▶ What is expected: Search the records for the string "Ökar". Copy each line where it occurs.

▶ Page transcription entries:

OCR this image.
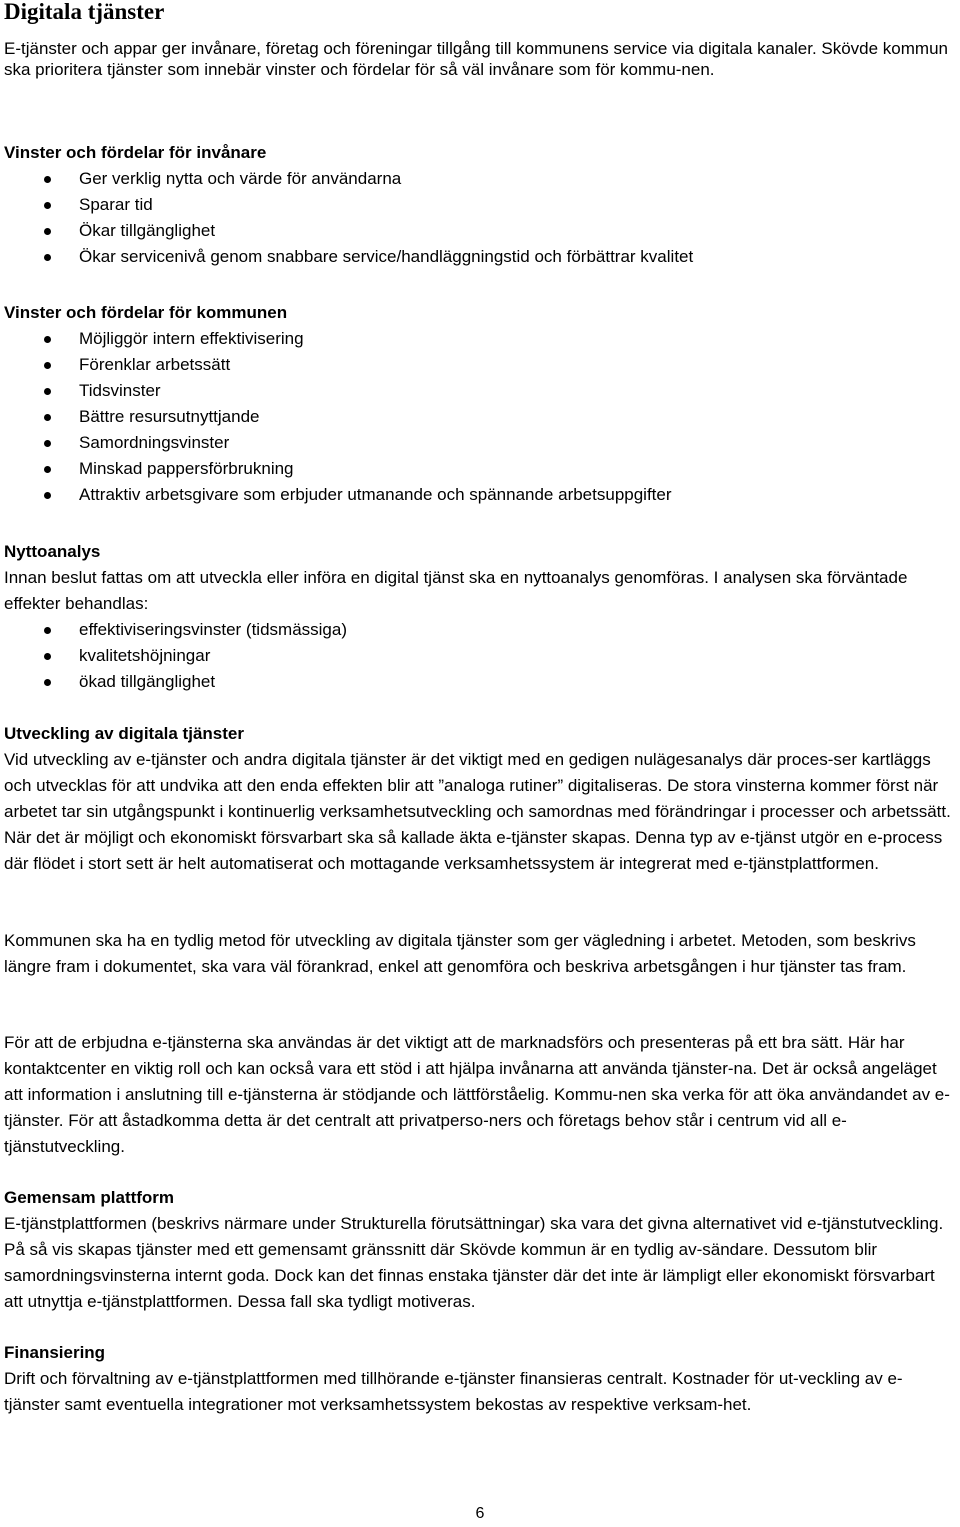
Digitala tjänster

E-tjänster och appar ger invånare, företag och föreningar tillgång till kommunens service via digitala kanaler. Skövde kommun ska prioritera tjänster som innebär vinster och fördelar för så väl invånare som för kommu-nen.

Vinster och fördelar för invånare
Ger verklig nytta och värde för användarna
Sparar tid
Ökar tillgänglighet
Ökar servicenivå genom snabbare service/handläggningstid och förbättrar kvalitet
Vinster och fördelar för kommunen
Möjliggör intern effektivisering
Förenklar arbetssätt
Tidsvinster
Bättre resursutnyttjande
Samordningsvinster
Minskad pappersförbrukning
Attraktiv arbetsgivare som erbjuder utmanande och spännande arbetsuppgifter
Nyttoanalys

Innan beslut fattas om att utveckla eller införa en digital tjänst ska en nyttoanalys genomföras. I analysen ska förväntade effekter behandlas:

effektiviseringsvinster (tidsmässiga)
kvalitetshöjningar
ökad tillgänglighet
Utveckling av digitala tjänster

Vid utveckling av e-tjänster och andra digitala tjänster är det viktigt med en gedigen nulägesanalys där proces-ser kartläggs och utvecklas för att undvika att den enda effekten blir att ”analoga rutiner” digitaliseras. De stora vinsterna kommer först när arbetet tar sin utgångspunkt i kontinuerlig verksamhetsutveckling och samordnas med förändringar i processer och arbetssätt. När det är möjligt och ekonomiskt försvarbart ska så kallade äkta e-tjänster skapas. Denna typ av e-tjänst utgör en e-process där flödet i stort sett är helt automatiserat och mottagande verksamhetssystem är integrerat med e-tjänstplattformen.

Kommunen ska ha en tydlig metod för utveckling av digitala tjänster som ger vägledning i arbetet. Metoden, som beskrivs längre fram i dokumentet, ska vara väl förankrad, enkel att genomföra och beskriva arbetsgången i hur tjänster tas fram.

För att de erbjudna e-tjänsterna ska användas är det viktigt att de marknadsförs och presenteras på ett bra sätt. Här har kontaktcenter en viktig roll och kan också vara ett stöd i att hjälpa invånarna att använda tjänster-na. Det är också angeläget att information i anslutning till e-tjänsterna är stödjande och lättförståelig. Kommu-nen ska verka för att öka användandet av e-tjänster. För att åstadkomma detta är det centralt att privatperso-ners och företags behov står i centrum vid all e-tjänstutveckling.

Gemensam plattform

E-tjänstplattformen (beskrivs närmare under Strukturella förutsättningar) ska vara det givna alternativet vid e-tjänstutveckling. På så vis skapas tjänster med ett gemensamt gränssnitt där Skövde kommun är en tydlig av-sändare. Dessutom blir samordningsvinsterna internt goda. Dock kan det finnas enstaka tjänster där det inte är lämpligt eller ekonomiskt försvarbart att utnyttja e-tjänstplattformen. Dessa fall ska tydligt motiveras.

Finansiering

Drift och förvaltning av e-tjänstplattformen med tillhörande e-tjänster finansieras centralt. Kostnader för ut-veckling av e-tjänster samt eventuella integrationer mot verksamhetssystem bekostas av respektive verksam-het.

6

▶ Written solution:
Ökar tillgänglighet
Ökar servicenivå genom snabbare service/handläggningstid och förbättrar kvalitet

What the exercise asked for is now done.